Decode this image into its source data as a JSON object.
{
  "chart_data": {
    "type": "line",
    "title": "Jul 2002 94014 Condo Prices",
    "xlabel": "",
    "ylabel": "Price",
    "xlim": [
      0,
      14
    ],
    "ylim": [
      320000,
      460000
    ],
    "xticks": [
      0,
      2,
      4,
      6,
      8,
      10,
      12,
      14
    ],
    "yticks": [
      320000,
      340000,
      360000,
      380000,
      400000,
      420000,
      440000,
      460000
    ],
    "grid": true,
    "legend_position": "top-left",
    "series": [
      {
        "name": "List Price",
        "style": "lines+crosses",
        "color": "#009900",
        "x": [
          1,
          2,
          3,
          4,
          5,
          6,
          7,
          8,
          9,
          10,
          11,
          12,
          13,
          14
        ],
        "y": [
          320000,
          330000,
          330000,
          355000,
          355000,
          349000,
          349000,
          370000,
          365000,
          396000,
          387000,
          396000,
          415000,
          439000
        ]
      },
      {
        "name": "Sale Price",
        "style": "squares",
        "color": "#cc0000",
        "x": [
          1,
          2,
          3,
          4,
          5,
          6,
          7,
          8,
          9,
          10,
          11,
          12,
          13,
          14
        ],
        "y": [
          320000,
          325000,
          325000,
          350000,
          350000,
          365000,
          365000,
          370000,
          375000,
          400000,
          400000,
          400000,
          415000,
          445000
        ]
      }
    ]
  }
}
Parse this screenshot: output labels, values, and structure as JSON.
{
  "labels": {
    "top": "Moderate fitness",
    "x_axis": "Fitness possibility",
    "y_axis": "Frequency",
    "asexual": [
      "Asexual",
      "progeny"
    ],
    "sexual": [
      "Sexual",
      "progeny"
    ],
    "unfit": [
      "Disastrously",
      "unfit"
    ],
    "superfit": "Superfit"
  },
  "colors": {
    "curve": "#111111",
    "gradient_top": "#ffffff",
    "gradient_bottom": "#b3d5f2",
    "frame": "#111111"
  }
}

### [Set problem]
The line containing "Parse this screenshot: output" and every line after it, through the end of the records, should be repeated exactly and alone.

### [Solved problem]
Parse this screenshot: output labels, values, and structure as JSON.
{
  "labels": {
    "top": "Moderate fitness",
    "x_axis": "Fitness possibility",
    "y_axis": "Frequency",
    "asexual": [
      "Asexual",
      "progeny"
    ],
    "sexual": [
      "Sexual",
      "progeny"
    ],
    "unfit": [
      "Disastrously",
      "unfit"
    ],
    "superfit": "Superfit"
  },
  "colors": {
    "curve": "#111111",
    "gradient_top": "#ffffff",
    "gradient_bottom": "#b3d5f2",
    "frame": "#111111"
  }
}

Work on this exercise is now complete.